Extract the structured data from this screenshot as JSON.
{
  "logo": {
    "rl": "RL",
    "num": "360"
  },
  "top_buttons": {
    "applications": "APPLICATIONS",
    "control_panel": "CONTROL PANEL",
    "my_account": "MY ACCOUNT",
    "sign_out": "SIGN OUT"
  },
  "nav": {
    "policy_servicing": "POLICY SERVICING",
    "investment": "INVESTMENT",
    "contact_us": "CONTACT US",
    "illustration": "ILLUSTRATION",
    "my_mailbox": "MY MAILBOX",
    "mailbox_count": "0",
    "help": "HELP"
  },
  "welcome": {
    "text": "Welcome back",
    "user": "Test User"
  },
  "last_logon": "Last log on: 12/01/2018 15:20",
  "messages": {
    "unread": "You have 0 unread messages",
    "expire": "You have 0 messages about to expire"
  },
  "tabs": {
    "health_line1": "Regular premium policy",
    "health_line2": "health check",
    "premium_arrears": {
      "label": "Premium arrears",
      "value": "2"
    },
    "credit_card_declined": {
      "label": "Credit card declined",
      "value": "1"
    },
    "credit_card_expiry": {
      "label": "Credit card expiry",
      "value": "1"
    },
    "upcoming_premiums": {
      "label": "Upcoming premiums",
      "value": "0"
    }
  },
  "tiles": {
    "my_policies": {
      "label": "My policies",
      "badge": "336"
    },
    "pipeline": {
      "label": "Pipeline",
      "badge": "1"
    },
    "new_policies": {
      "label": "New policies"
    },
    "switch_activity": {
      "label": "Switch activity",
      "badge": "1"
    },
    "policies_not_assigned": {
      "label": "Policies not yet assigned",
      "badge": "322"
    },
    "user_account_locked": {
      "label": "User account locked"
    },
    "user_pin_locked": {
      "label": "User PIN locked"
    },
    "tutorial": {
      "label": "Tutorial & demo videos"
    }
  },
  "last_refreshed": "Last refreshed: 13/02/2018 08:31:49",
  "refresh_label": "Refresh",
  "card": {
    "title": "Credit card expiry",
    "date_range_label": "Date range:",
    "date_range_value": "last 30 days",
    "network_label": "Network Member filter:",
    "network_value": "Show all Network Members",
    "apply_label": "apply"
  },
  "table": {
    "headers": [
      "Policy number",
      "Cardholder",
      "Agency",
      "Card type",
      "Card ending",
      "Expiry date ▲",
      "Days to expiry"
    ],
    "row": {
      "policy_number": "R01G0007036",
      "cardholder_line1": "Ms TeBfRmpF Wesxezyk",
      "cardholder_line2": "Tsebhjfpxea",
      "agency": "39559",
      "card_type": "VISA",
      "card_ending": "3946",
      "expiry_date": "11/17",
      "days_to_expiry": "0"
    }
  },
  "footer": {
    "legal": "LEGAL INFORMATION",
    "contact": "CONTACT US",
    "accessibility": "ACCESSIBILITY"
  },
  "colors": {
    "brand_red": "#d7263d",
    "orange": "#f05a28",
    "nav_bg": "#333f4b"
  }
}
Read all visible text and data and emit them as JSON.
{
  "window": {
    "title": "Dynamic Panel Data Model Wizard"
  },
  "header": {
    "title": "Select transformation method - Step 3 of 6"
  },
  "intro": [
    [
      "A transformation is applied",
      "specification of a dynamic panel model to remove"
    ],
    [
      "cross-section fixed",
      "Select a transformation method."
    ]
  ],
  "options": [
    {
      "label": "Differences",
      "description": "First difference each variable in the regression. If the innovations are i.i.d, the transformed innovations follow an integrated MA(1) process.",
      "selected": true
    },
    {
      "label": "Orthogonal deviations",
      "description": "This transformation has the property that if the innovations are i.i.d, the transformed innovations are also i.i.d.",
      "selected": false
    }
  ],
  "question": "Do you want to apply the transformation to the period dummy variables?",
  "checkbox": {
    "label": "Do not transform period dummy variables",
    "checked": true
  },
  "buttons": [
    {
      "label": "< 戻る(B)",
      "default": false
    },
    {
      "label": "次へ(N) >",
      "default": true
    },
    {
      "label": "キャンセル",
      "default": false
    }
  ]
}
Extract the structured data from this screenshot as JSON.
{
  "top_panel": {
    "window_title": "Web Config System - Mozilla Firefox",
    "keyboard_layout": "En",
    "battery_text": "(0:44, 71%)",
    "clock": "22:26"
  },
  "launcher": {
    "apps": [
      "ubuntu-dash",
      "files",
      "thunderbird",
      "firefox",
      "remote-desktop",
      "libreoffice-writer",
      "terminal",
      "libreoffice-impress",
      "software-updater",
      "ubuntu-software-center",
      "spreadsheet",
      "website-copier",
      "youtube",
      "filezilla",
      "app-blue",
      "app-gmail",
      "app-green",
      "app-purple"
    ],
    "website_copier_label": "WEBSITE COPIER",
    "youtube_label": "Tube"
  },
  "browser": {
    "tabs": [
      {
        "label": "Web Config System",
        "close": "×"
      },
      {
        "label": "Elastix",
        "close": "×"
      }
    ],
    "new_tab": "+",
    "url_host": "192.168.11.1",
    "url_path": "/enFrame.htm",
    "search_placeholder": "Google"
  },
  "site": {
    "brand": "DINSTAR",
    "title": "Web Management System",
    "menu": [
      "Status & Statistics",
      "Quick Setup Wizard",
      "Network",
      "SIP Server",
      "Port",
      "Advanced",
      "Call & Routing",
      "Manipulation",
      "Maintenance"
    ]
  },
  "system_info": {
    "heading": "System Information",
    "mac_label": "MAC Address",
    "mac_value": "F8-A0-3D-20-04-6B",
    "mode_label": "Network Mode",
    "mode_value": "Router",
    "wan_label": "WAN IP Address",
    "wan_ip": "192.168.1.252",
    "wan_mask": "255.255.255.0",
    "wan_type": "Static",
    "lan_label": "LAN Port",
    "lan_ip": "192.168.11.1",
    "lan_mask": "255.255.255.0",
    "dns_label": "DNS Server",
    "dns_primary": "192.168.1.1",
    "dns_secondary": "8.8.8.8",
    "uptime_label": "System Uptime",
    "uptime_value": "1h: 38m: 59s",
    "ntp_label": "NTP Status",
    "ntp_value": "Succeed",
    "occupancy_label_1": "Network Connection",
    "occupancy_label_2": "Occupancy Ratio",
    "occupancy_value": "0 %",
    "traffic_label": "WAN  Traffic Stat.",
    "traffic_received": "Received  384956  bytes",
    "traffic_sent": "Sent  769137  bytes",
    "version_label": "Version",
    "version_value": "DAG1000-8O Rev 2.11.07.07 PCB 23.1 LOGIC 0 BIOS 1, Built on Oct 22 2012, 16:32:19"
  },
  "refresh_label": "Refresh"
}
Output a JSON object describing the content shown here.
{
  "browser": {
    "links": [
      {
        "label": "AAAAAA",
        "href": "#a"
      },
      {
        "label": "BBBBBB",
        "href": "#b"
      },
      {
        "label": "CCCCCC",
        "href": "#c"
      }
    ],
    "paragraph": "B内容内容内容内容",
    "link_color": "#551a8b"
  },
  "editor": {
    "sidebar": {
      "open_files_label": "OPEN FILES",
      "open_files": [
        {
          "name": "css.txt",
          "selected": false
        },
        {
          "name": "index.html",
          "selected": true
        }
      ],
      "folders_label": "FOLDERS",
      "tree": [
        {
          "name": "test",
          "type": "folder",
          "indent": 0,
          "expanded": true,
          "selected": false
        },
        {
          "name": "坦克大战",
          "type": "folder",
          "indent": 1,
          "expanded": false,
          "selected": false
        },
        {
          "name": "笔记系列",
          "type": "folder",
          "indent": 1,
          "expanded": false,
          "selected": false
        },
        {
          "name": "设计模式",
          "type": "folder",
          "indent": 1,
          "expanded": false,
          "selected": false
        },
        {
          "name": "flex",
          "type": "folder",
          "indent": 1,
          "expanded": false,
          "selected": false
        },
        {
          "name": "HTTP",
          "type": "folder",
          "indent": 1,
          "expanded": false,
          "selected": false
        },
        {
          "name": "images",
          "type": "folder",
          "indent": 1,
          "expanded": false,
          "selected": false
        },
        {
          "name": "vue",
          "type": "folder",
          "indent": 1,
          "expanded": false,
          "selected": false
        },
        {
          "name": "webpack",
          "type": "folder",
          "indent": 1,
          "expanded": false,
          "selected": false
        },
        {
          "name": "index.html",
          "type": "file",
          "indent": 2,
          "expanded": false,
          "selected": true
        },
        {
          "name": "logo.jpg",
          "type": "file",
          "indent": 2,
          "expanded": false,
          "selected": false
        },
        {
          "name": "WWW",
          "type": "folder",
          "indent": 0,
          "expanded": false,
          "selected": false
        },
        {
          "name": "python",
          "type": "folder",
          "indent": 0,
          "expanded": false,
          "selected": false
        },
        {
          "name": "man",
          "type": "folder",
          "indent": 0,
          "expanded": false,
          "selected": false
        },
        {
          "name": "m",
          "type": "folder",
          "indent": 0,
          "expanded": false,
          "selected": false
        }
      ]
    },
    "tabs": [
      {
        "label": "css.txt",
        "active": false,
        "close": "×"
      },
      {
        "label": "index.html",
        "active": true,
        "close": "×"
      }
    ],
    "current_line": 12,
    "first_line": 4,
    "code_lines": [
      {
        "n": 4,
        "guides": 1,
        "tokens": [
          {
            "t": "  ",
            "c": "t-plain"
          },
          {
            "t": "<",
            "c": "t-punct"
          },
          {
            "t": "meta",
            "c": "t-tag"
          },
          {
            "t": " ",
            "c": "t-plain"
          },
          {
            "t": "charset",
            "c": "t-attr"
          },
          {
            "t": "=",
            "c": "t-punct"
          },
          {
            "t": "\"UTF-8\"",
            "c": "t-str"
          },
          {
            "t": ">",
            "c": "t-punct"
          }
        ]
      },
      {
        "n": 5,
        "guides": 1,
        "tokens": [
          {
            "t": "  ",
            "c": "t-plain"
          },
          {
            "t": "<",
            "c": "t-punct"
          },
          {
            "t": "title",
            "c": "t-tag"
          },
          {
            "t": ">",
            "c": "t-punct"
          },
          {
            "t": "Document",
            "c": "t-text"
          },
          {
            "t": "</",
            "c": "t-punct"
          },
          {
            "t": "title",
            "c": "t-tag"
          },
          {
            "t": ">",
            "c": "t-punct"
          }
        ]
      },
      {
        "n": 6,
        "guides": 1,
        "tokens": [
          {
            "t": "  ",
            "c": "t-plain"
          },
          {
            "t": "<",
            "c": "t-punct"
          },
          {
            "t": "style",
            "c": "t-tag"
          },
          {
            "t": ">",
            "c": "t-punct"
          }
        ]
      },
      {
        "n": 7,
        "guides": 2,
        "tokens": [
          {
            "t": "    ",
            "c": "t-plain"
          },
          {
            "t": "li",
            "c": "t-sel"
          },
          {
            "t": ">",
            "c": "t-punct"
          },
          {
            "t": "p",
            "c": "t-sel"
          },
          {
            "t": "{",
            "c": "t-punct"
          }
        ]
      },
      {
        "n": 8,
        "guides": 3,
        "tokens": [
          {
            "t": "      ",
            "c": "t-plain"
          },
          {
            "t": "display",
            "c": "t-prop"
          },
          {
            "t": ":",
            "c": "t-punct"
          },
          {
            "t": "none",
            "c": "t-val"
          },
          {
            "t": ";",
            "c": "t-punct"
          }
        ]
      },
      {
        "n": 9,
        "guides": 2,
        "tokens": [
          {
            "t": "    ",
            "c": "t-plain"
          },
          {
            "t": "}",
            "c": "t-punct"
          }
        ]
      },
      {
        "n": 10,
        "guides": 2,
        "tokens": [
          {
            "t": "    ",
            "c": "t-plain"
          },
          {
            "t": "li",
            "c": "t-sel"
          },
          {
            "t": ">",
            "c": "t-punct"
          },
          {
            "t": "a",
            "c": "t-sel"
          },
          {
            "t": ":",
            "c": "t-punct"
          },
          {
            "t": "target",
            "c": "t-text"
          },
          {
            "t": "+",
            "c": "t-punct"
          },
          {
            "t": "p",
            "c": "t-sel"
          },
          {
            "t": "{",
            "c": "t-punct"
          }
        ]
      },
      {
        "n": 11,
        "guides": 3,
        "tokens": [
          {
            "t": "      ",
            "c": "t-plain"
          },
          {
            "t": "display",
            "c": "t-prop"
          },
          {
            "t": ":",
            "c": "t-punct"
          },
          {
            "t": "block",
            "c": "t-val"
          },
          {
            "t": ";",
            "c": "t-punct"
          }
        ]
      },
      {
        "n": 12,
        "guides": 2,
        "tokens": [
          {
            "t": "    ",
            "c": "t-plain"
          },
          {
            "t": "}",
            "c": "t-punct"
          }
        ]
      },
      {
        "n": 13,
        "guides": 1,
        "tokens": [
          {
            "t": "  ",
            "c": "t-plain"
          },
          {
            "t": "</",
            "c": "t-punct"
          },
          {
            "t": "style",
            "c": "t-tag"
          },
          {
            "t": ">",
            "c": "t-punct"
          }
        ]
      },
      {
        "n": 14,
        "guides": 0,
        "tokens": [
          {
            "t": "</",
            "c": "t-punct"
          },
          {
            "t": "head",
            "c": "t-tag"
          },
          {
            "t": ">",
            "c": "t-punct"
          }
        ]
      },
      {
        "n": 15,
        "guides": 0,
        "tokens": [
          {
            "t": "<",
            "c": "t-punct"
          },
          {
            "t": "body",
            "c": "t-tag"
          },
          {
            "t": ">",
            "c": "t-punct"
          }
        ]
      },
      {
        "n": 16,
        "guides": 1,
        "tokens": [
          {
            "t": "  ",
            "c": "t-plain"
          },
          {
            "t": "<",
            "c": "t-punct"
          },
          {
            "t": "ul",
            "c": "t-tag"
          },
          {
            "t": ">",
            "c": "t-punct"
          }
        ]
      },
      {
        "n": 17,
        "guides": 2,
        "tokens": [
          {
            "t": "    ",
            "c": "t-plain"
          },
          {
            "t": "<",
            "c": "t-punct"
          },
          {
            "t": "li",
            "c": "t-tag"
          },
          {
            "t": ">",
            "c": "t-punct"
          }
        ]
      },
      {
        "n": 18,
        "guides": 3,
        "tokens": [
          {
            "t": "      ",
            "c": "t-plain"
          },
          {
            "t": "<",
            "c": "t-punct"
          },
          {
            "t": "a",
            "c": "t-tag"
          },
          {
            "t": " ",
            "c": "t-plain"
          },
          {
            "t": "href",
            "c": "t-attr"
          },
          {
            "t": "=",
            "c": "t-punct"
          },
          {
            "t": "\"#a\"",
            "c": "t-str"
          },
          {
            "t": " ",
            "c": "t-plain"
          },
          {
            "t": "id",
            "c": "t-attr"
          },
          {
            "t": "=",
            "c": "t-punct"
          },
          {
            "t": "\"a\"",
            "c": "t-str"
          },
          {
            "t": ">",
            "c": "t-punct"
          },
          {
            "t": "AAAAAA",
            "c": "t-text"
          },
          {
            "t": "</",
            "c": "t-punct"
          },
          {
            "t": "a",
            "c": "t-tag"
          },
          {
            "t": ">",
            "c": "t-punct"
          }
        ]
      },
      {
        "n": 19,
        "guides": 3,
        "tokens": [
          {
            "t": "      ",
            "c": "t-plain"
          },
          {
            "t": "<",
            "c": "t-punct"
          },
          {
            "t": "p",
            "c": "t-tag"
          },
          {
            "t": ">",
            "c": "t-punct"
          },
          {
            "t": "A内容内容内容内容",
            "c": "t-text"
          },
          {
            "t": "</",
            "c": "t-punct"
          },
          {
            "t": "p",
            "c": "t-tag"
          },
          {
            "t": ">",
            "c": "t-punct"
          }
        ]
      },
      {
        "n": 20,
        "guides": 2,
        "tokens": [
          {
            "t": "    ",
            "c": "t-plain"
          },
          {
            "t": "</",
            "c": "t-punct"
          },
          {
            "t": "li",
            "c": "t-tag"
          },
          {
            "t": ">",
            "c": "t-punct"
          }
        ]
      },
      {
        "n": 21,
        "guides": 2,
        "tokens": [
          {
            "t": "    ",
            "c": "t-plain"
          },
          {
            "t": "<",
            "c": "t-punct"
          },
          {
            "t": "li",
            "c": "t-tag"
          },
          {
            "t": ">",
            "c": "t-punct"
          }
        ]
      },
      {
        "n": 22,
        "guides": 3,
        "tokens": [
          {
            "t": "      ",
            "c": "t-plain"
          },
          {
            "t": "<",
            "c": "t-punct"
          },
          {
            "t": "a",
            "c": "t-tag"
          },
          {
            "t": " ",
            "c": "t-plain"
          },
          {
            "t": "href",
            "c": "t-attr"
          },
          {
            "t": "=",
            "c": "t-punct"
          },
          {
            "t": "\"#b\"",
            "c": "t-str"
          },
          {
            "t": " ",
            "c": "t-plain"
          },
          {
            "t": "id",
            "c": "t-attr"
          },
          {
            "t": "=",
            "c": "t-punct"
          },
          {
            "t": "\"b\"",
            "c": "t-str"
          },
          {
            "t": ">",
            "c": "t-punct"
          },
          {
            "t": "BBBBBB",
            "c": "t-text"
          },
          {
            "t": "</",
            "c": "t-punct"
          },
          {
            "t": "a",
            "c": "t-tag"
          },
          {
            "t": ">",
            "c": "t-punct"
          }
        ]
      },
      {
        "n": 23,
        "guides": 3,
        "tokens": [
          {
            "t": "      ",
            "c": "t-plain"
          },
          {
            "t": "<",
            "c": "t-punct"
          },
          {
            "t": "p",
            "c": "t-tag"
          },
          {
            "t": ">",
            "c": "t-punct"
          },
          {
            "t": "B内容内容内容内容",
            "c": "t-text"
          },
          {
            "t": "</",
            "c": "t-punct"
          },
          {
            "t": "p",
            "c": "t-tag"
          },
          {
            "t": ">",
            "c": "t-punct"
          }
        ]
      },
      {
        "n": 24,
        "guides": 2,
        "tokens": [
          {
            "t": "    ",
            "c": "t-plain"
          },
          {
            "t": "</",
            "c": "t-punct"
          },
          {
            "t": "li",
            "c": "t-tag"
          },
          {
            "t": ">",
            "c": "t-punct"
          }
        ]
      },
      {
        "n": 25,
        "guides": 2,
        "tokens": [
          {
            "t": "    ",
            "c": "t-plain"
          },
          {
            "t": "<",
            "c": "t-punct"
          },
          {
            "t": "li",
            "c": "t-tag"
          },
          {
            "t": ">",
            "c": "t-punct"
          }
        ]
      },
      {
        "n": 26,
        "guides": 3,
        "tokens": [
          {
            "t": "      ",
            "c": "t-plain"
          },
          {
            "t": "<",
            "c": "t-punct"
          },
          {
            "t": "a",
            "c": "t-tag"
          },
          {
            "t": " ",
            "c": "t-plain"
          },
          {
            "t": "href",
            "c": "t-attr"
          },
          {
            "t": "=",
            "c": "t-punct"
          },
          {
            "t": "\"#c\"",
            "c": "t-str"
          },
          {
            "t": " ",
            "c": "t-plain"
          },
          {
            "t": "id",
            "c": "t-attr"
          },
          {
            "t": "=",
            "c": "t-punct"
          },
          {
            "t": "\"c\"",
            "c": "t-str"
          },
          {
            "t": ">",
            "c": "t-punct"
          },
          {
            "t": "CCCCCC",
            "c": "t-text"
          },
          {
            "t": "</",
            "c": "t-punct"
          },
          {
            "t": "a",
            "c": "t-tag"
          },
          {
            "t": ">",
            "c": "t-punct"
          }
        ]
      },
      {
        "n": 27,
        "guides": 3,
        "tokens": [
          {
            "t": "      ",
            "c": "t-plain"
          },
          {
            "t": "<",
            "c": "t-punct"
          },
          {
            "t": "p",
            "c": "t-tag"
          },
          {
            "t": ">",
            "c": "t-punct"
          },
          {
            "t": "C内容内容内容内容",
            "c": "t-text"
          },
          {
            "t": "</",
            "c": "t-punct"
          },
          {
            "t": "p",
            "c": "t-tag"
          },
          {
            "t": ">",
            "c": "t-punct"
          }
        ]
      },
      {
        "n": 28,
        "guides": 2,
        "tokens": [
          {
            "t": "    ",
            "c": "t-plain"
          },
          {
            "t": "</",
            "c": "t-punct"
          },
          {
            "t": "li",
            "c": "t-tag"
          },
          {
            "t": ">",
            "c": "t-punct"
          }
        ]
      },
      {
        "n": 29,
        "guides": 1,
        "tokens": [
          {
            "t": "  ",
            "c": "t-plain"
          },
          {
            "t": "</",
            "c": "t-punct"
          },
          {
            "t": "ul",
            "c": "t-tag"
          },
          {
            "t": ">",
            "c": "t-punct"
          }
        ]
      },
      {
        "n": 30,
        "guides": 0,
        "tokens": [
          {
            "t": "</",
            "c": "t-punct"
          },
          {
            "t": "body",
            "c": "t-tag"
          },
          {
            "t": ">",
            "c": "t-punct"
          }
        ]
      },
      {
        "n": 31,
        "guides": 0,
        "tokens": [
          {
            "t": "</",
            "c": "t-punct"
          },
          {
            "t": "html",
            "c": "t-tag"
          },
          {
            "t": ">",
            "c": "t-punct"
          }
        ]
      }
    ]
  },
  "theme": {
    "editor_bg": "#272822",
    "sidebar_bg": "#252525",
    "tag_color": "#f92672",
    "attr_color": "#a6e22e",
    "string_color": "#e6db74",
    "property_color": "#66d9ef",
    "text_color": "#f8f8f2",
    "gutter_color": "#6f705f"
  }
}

⁂

Using the material above, gather every line that includes "period".

  "question": "Do you want to apply the transformation to the period dummy variables?",
    "label": "Do not transform period dummy variables",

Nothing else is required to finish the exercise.